* start Dataset rows *

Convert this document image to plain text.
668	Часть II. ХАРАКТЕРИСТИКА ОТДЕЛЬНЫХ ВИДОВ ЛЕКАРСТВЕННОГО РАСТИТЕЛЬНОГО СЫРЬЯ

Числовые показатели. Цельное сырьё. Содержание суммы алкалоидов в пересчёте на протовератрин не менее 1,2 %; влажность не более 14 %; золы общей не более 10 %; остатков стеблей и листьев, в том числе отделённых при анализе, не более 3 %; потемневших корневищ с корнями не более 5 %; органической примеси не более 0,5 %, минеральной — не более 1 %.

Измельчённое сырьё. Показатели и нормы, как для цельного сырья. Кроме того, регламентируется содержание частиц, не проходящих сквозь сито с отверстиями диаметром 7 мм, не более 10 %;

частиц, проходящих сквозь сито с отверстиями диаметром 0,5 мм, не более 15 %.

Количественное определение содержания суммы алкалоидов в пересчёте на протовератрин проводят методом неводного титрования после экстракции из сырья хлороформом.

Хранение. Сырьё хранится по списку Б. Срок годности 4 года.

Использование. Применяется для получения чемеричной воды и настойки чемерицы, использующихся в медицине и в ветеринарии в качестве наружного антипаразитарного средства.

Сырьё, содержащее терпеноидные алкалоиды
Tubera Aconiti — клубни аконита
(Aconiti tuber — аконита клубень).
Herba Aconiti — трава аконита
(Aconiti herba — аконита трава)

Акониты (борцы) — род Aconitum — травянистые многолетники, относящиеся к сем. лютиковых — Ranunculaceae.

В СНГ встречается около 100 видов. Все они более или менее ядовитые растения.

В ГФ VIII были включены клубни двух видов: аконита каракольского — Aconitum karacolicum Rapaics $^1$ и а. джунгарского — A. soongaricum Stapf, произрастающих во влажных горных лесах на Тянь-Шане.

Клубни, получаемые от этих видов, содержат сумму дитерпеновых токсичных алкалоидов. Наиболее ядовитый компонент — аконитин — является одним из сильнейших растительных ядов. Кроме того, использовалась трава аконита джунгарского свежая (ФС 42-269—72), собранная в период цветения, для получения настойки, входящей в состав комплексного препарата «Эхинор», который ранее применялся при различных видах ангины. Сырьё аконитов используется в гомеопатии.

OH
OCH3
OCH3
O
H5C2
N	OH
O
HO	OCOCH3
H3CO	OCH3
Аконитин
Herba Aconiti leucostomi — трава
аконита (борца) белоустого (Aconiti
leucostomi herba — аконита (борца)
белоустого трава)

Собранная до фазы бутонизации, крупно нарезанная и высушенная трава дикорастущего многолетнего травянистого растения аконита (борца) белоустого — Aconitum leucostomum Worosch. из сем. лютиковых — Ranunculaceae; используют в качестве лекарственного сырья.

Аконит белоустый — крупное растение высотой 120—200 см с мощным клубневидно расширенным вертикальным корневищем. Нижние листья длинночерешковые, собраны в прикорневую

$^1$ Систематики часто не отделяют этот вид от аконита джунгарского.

* end Dataset rows *

Stated problem
Gather from the data above every line with the string "отверстиями".

Finished exercise
Измельчённое сырьё. Показатели и нормы, как для цельного сырья. Кроме того, регламентируется содержание частиц, не проходящих сквозь сито с отверстиями диаметром 7 мм, не более 10 %;
частиц, проходящих сквозь сито с отверстиями диаметром 0,5 мм, не более 15 %.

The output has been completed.